*WRITTEN INSTRUCTION*.
Repeat the listing in full. Nothing may be added or left out.

Collected data entries:
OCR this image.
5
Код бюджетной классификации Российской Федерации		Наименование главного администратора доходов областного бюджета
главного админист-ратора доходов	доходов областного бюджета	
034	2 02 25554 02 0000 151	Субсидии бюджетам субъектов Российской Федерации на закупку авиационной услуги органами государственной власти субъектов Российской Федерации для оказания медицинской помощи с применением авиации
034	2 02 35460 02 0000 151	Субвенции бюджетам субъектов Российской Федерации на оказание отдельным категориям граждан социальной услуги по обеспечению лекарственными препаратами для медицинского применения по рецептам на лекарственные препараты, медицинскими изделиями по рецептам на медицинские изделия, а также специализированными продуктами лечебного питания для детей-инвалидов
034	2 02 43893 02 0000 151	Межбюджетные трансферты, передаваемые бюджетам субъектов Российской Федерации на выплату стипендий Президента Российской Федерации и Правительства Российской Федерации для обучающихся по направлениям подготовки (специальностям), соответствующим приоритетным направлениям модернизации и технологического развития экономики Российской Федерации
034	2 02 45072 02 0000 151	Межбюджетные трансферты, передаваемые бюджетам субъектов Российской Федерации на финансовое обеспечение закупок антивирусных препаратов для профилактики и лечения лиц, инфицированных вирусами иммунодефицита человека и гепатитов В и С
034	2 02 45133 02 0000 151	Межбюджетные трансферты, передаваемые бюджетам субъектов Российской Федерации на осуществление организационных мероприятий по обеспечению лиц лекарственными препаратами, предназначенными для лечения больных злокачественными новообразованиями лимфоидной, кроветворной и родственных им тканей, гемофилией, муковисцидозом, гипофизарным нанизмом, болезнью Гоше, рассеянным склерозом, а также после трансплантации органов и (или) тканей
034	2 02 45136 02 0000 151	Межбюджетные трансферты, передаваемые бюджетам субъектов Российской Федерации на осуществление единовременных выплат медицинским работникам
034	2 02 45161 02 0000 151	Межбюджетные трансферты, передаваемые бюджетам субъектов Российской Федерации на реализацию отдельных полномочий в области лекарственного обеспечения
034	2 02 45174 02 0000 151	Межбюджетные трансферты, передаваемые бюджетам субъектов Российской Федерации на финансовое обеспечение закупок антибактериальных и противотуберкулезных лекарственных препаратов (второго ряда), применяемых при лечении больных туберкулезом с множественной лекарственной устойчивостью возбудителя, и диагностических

*OUTPUT FOR THIS EXERCISE*.
OCR this image.
5
Код бюджетной классификации Российской Федерации		Наименование главного администратора доходов областного бюджета
главного админист-ратора доходов	доходов областного бюджета	
034	2 02 25554 02 0000 151	Субсидии бюджетам субъектов Российской Федерации на закупку авиационной услуги органами государственной власти субъектов Российской Федерации для оказания медицинской помощи с применением авиации
034	2 02 35460 02 0000 151	Субвенции бюджетам субъектов Российской Федерации на оказание отдельным категориям граждан социальной услуги по обеспечению лекарственными препаратами для медицинского применения по рецептам на лекарственные препараты, медицинскими изделиями по рецептам на медицинские изделия, а также специализированными продуктами лечебного питания для детей-инвалидов
034	2 02 43893 02 0000 151	Межбюджетные трансферты, передаваемые бюджетам субъектов Российской Федерации на выплату стипендий Президента Российской Федерации и Правительства Российской Федерации для обучающихся по направлениям подготовки (специальностям), соответствующим приоритетным направлениям модернизации и технологического развития экономики Российской Федерации
034	2 02 45072 02 0000 151	Межбюджетные трансферты, передаваемые бюджетам субъектов Российской Федерации на финансовое обеспечение закупок антивирусных препаратов для профилактики и лечения лиц, инфицированных вирусами иммунодефицита человека и гепатитов В и С
034	2 02 45133 02 0000 151	Межбюджетные трансферты, передаваемые бюджетам субъектов Российской Федерации на осуществление организационных мероприятий по обеспечению лиц лекарственными препаратами, предназначенными для лечения больных злокачественными новообразованиями лимфоидной, кроветворной и родственных им тканей, гемофилией, муковисцидозом, гипофизарным нанизмом, болезнью Гоше, рассеянным склерозом, а также после трансплантации органов и (или) тканей
034	2 02 45136 02 0000 151	Межбюджетные трансферты, передаваемые бюджетам субъектов Российской Федерации на осуществление единовременных выплат медицинским работникам
034	2 02 45161 02 0000 151	Межбюджетные трансферты, передаваемые бюджетам субъектов Российской Федерации на реализацию отдельных полномочий в области лекарственного обеспечения
034	2 02 45174 02 0000 151	Межбюджетные трансферты, передаваемые бюджетам субъектов Российской Федерации на финансовое обеспечение закупок антибактериальных и противотуберкулезных лекарственных препаратов (второго ряда), применяемых при лечении больных туберкулезом с множественной лекарственной устойчивостью возбудителя, и диагностических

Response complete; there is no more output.